* [Directions for this task]: Are you able to quote each entry exactly as written?

Dataset rows
◆ ◆ ◆

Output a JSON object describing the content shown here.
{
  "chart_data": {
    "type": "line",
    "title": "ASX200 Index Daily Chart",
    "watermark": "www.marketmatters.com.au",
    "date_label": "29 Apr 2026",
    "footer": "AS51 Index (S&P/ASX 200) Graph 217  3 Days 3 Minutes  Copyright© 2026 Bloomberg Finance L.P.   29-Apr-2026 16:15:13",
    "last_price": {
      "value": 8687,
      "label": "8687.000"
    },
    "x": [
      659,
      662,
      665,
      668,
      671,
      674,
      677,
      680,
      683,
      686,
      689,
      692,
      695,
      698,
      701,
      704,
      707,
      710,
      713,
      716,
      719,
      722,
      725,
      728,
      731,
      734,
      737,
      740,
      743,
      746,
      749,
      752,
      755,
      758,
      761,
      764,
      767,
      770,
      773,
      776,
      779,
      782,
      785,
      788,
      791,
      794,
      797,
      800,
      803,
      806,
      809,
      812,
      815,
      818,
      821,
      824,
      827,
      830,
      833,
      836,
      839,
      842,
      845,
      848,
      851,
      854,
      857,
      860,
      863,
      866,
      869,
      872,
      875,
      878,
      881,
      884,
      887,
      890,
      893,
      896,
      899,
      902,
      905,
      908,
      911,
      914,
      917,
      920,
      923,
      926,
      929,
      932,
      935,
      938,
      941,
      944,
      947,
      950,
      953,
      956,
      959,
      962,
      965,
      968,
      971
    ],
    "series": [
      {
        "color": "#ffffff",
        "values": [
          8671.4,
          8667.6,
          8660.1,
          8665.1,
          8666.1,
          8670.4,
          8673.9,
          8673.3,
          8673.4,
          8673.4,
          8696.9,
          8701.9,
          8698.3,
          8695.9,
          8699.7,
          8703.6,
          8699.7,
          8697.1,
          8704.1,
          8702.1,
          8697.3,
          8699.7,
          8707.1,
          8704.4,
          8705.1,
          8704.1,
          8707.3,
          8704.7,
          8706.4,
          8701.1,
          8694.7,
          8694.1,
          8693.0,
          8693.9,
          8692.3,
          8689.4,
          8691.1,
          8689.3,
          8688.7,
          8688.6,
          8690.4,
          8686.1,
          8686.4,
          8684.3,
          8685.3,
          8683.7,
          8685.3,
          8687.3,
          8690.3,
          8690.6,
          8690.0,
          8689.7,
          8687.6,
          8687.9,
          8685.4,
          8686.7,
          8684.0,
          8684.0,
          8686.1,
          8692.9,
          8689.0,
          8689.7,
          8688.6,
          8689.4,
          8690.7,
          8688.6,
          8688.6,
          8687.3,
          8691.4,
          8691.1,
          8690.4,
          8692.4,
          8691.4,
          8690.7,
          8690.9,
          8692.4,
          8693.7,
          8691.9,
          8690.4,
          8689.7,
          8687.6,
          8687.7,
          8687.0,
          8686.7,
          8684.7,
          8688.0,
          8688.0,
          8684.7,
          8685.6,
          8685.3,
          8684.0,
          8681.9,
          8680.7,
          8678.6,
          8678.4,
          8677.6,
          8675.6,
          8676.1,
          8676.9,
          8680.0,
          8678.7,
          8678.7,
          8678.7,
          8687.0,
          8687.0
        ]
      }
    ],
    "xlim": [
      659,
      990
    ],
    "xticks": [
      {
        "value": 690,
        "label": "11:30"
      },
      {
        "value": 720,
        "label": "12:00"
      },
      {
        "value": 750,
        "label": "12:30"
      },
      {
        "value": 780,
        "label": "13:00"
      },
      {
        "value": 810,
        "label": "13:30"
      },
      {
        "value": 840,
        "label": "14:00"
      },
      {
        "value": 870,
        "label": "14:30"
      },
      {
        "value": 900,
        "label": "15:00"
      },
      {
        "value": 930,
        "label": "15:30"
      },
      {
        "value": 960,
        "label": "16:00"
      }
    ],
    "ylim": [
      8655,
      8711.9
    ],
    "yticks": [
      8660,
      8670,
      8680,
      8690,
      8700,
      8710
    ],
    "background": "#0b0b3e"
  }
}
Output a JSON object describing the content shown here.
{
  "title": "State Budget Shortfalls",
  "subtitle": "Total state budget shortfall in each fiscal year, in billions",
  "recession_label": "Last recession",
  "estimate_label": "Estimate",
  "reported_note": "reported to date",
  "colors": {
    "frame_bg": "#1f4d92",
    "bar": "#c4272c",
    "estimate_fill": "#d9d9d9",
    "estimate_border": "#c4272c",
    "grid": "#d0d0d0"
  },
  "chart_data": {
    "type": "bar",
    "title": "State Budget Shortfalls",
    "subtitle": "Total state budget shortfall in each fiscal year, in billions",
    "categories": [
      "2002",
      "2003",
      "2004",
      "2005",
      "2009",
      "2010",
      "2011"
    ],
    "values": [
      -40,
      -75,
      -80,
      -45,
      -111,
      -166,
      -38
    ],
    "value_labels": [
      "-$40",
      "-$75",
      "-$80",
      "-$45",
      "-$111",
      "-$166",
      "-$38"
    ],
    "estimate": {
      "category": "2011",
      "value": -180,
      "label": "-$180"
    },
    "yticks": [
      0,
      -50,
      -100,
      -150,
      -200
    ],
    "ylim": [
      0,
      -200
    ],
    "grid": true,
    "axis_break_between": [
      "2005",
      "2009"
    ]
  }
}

◆ ◆ ◆

* [Answer to the exercise]:
Output a JSON object describing the content shown here.
{
  "chart_data": {
    "type": "line",
    "title": "ASX200 Index Daily Chart",
    "watermark": "www.marketmatters.com.au",
    "date_label": "29 Apr 2026",
    "footer": "AS51 Index (S&P/ASX 200) Graph 217  3 Days 3 Minutes  Copyright© 2026 Bloomberg Finance L.P.   29-Apr-2026 16:15:13",
    "last_price": {
      "value": 8687,
      "label": "8687.000"
    },
    "x": [
      659,
      662,
      665,
      668,
      671,
      674,
      677,
      680,
      683,
      686,
      689,
      692,
      695,
      698,
      701,
      704,
      707,
      710,
      713,
      716,
      719,
      722,
      725,
      728,
      731,
      734,
      737,
      740,
      743,
      746,
      749,
      752,
      755,
      758,
      761,
      764,
      767,
      770,
      773,
      776,
      779,
      782,
      785,
      788,
      791,
      794,
      797,
      800,
      803,
      806,
      809,
      812,
      815,
      818,
      821,
      824,
      827,
      830,
      833,
      836,
      839,
      842,
      845,
      848,
      851,
      854,
      857,
      860,
      863,
      866,
      869,
      872,
      875,
      878,
      881,
      884,
      887,
      890,
      893,
      896,
      899,
      902,
      905,
      908,
      911,
      914,
      917,
      920,
      923,
      926,
      929,
      932,
      935,
      938,
      941,
      944,
      947,
      950,
      953,
      956,
      959,
      962,
      965,
      968,
      971
    ],
    "series": [
      {
        "color": "#ffffff",
        "values": [
          8671.4,
          8667.6,
          8660.1,
          8665.1,
          8666.1,
          8670.4,
          8673.9,
          8673.3,
          8673.4,
          8673.4,
          8696.9,
          8701.9,
          8698.3,
          8695.9,
          8699.7,
          8703.6,
          8699.7,
          8697.1,
          8704.1,
          8702.1,
          8697.3,
          8699.7,
          8707.1,
          8704.4,
          8705.1,
          8704.1,
          8707.3,
          8704.7,
          8706.4,
          8701.1,
          8694.7,
          8694.1,
          8693.0,
          8693.9,
          8692.3,
          8689.4,
          8691.1,
          8689.3,
          8688.7,
          8688.6,
          8690.4,
          8686.1,
          8686.4,
          8684.3,
          8685.3,
          8683.7,
          8685.3,
          8687.3,
          8690.3,
          8690.6,
          8690.0,
          8689.7,
          8687.6,
          8687.9,
          8685.4,
          8686.7,
          8684.0,
          8684.0,
          8686.1,
          8692.9,
          8689.0,
          8689.7,
          8688.6,
          8689.4,
          8690.7,
          8688.6,
          8688.6,
          8687.3,
          8691.4,
          8691.1,
          8690.4,
          8692.4,
          8691.4,
          8690.7,
          8690.9,
          8692.4,
          8693.7,
          8691.9,
          8690.4,
          8689.7,
          8687.6,
          8687.7,
          8687.0,
          8686.7,
          8684.7,
          8688.0,
          8688.0,
          8684.7,
          8685.6,
          8685.3,
          8684.0,
          8681.9,
          8680.7,
          8678.6,
          8678.4,
          8677.6,
          8675.6,
          8676.1,
          8676.9,
          8680.0,
          8678.7,
          8678.7,
          8678.7,
          8687.0,
          8687.0
        ]
      }
    ],
    "xlim": [
      659,
      990
    ],
    "xticks": [
      {
        "value": 690,
        "label": "11:30"
      },
      {
        "value": 720,
        "label": "12:00"
      },
      {
        "value": 750,
        "label": "12:30"
      },
      {
        "value": 780,
        "label": "13:00"
      },
      {
        "value": 810,
        "label": "13:30"
      },
      {
        "value": 840,
        "label": "14:00"
      },
      {
        "value": 870,
        "label": "14:30"
      },
      {
        "value": 900,
        "label": "15:00"
      },
      {
        "value": 930,
        "label": "15:30"
      },
      {
        "value": 960,
        "label": "16:00"
      }
    ],
    "ylim": [
      8655,
      8711.9
    ],
    "yticks": [
      8660,
      8670,
      8680,
      8690,
      8700,
      8710
    ],
    "background": "#0b0b3e"
  }
}
Output a JSON object describing the content shown here.
{
  "title": "State Budget Shortfalls",
  "subtitle": "Total state budget shortfall in each fiscal year, in billions",
  "recession_label": "Last recession",
  "estimate_label": "Estimate",
  "reported_note": "reported to date",
  "colors": {
    "frame_bg": "#1f4d92",
    "bar": "#c4272c",
    "estimate_fill": "#d9d9d9",
    "estimate_border": "#c4272c",
    "grid": "#d0d0d0"
  },
  "chart_data": {
    "type": "bar",
    "title": "State Budget Shortfalls",
    "subtitle": "Total state budget shortfall in each fiscal year, in billions",
    "categories": [
      "2002",
      "2003",
      "2004",
      "2005",
      "2009",
      "2010",
      "2011"
    ],
    "values": [
      -40,
      -75,
      -80,
      -45,
      -111,
      -166,
      -38
    ],
    "value_labels": [
      "-$40",
      "-$75",
      "-$80",
      "-$45",
      "-$111",
      "-$166",
      "-$38"
    ],
    "estimate": {
      "category": "2011",
      "value": -180,
      "label": "-$180"
    },
    "yticks": [
      0,
      -50,
      -100,
      -150,
      -200
    ],
    "ylim": [
      0,
      -200
    ],
    "grid": true,
    "axis_break_between": [
      "2005",
      "2009"
    ]
  }
}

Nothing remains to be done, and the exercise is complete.